(Data records)
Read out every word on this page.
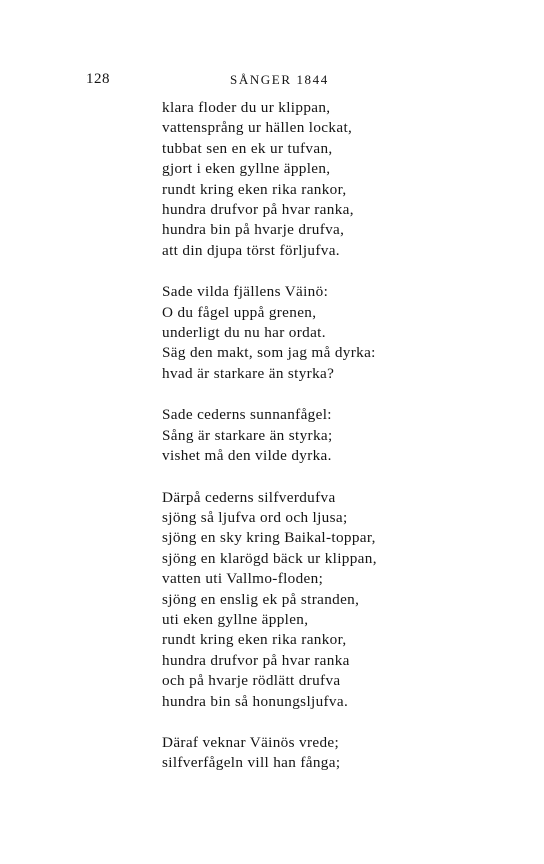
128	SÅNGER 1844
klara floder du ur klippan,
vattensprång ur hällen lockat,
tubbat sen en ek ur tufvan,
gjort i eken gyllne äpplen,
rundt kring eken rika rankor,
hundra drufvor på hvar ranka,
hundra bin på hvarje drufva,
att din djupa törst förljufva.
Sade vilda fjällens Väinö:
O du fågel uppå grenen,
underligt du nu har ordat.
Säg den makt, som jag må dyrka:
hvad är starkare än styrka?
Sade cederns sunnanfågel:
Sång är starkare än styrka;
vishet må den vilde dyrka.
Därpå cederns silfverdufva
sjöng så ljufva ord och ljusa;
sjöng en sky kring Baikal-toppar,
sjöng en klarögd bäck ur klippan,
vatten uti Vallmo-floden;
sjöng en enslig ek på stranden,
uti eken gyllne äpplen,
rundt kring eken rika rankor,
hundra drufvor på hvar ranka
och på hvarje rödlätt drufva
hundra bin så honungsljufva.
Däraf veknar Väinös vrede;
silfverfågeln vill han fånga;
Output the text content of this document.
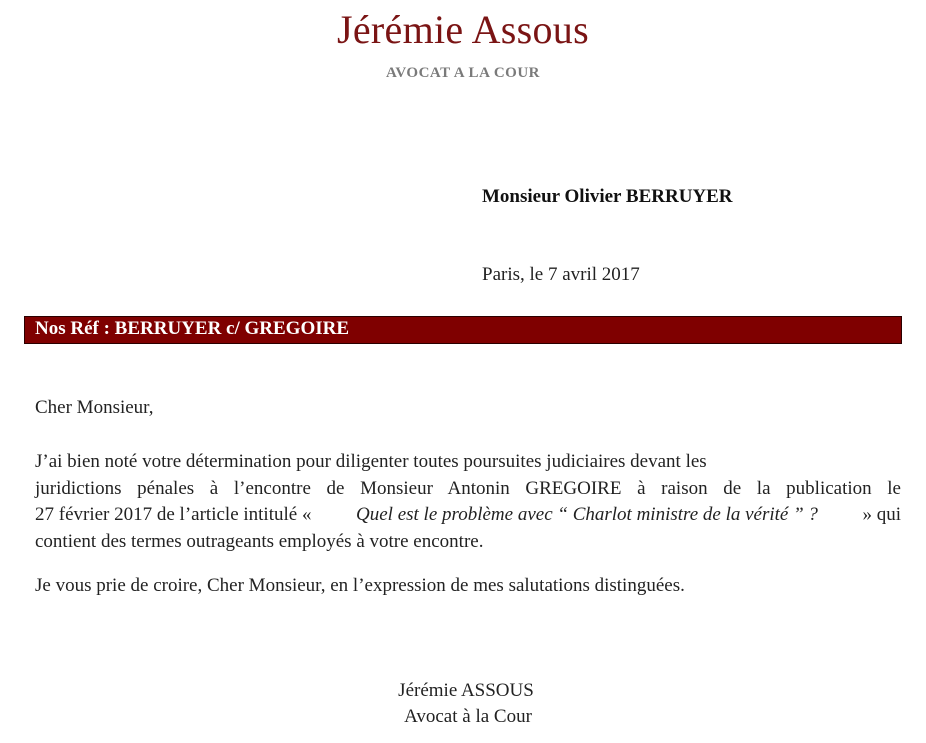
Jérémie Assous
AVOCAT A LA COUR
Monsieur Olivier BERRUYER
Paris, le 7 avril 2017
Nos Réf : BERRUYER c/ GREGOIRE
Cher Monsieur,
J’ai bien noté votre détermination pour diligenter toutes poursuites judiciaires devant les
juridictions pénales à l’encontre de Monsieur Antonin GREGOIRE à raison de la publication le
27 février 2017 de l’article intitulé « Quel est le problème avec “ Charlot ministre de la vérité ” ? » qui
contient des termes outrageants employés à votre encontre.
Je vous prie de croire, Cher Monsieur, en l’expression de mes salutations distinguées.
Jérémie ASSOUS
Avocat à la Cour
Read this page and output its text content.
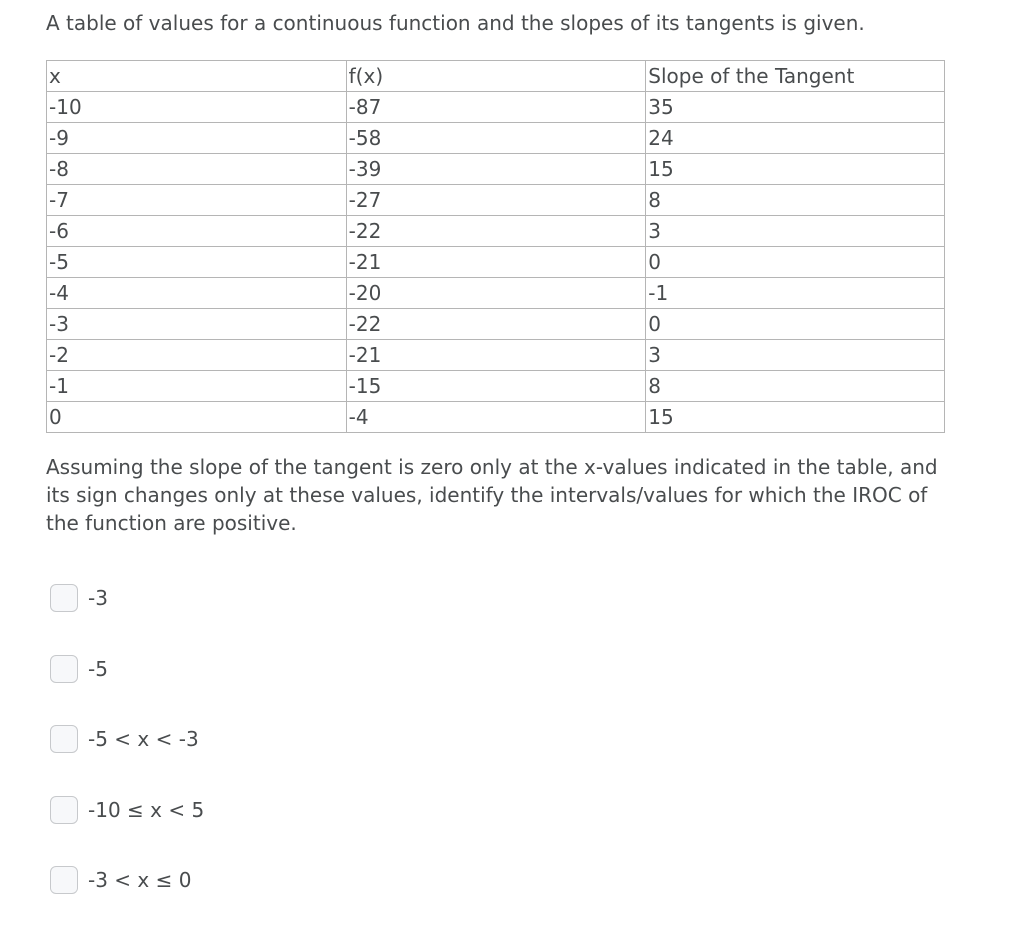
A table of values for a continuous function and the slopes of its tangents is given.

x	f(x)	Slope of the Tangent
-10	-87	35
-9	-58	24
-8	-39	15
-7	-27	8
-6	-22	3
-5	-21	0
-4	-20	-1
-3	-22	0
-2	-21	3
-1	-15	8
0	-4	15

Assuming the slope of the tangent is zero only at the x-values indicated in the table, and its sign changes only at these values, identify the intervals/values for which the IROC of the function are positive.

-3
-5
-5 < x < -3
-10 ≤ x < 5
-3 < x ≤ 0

**Required work**
Find how many lines in the records contain the string "gyllne", then give the number alone.

**Output**
2